EXCERPTED TEXT:

====

The respondents did not deny the allegation in their opposing affidavit.
The applicant and his children hold the belief that saluting a flag is an act of worshipping a secular object prohibited by what the applicant considers, on the literal interpretation of the Bible, in Exodus 20:3-5, to be a fundamental doctrine of his faith. He does not object to the use of the national flag in the pledge and its symbolism. He accepts and respects the national flag and what it symbolises as a secular object. What the applicant objects to, on religious grounds, is the Governmental action of compelling his children to perform the act of saluting the flag as part of the recitation of the pledge.
The Court does not have to involve itself with the question whether the compulsory recitation of the pledge, in the current form, amounts to worshipping the national flag as alleged by the applicant. The question is whether the applicant sincerely believes that the recitation of the pledge, in the current form, including in particular the reference to the act of saluting the national flag, is worshipping a secular object which offends against his and his children's deeply held religious belief that worship is reserved only for God.
The applicant genuinely believes that saluting a flag is prohibited by the relevant Scripture, which declares that worship must be solely reserved for God. The matters of worship, and who should be worshipped, are matters of religious conscience. They are matters covered by the relevant rules of the applicant's faith. The matter of saluting a national flag, being believed to be an act of worshipping a secular object and therefore forbidden by the fundamental doctrine of the applicant's religion, is a matter of belief internal to the applicant.

====

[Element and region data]
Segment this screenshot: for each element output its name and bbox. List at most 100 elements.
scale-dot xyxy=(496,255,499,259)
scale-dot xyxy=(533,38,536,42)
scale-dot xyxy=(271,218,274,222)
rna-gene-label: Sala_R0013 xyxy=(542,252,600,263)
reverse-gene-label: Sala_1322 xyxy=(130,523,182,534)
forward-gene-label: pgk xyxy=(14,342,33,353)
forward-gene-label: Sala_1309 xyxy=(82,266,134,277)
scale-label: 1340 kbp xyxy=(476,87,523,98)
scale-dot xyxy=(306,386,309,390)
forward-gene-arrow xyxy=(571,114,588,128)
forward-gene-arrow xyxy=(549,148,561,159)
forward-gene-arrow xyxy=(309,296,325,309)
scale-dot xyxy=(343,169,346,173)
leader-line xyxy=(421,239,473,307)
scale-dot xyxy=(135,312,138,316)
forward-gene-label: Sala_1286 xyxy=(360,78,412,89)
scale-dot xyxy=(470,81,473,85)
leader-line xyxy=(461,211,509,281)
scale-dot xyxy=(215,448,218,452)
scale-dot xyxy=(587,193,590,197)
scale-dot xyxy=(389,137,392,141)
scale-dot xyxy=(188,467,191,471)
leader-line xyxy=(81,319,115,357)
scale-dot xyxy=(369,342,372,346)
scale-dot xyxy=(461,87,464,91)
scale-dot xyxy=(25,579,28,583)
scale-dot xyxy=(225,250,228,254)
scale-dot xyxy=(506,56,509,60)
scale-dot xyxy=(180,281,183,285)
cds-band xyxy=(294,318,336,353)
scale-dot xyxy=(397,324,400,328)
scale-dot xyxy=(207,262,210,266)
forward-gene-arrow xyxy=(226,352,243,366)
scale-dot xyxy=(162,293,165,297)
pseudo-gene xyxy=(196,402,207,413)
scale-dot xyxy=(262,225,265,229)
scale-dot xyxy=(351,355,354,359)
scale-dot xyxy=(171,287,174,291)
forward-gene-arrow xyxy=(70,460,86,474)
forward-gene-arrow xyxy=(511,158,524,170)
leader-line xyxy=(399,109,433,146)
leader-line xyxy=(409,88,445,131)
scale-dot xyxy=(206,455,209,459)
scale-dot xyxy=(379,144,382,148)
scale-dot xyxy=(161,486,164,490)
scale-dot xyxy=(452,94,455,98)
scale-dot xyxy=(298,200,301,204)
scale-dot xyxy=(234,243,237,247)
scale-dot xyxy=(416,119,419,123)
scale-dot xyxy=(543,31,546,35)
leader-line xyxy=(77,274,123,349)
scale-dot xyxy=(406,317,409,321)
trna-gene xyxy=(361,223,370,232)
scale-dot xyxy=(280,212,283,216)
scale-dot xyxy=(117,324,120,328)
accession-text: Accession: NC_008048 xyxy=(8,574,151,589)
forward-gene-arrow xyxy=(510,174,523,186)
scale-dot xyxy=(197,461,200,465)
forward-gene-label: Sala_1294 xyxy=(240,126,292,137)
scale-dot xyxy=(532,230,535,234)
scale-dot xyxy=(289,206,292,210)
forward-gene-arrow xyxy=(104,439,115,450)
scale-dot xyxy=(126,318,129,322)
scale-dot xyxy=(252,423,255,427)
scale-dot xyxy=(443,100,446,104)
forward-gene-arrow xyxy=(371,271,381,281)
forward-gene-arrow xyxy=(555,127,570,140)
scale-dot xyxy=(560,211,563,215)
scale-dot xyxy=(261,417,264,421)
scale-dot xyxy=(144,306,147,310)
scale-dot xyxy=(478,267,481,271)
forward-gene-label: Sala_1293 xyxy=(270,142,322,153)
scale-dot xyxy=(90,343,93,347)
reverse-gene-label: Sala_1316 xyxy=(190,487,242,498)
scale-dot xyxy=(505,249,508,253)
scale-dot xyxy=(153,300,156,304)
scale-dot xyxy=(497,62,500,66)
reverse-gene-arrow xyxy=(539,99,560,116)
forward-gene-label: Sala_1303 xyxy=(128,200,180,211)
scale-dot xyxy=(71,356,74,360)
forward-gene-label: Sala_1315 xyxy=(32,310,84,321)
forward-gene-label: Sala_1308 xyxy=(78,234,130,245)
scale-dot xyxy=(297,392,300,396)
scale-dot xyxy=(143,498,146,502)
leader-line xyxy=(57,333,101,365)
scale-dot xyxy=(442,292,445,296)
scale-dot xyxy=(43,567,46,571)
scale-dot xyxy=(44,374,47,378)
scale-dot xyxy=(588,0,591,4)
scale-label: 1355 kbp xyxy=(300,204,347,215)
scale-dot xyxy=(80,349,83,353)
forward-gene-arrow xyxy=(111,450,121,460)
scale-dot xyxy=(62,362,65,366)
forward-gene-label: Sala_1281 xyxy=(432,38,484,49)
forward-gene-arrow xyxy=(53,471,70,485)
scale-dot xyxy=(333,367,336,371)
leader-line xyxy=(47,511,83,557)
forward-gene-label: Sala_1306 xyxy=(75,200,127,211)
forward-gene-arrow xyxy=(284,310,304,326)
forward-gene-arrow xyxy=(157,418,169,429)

====

PARTS OF THE EXERCISE:
[1] Answer these questions using the excerpted judgment.
(a) Which Bible passage does the applicant rely on for his belief?
(b) According to the text, for whom must worship be solely reserved?
(c) Did the respondents deny the allegation in their opposing affidavit?
[2] In the entries, substitute "scale-point" for "scale-dot" in the part that opens with the first line and closes with the line containing "leader-line xyxy=(461,211,509,281)". Leave everything else unchanged, and reproduce only those lines.

RESULTS BY TASK:
[1]
(a) Exodus 20:3-5
(b) God
(c) No, they did not deny it.

[2]
Segment this screenshot: for each element output its name and bbox. List at most 100 elements.
scale-point xyxy=(496,255,499,259)
scale-point xyxy=(533,38,536,42)
scale-point xyxy=(271,218,274,222)
rna-gene-label: Sala_R0013 xyxy=(542,252,600,263)
reverse-gene-label: Sala_1322 xyxy=(130,523,182,534)
forward-gene-label: pgk xyxy=(14,342,33,353)
forward-gene-label: Sala_1309 xyxy=(82,266,134,277)
scale-label: 1340 kbp xyxy=(476,87,523,98)
scale-point xyxy=(306,386,309,390)
forward-gene-arrow xyxy=(571,114,588,128)
forward-gene-arrow xyxy=(549,148,561,159)
forward-gene-arrow xyxy=(309,296,325,309)
scale-point xyxy=(343,169,346,173)
leader-line xyxy=(421,239,473,307)
scale-point xyxy=(135,312,138,316)
forward-gene-label: Sala_1286 xyxy=(360,78,412,89)
scale-point xyxy=(470,81,473,85)
leader-line xyxy=(461,211,509,281)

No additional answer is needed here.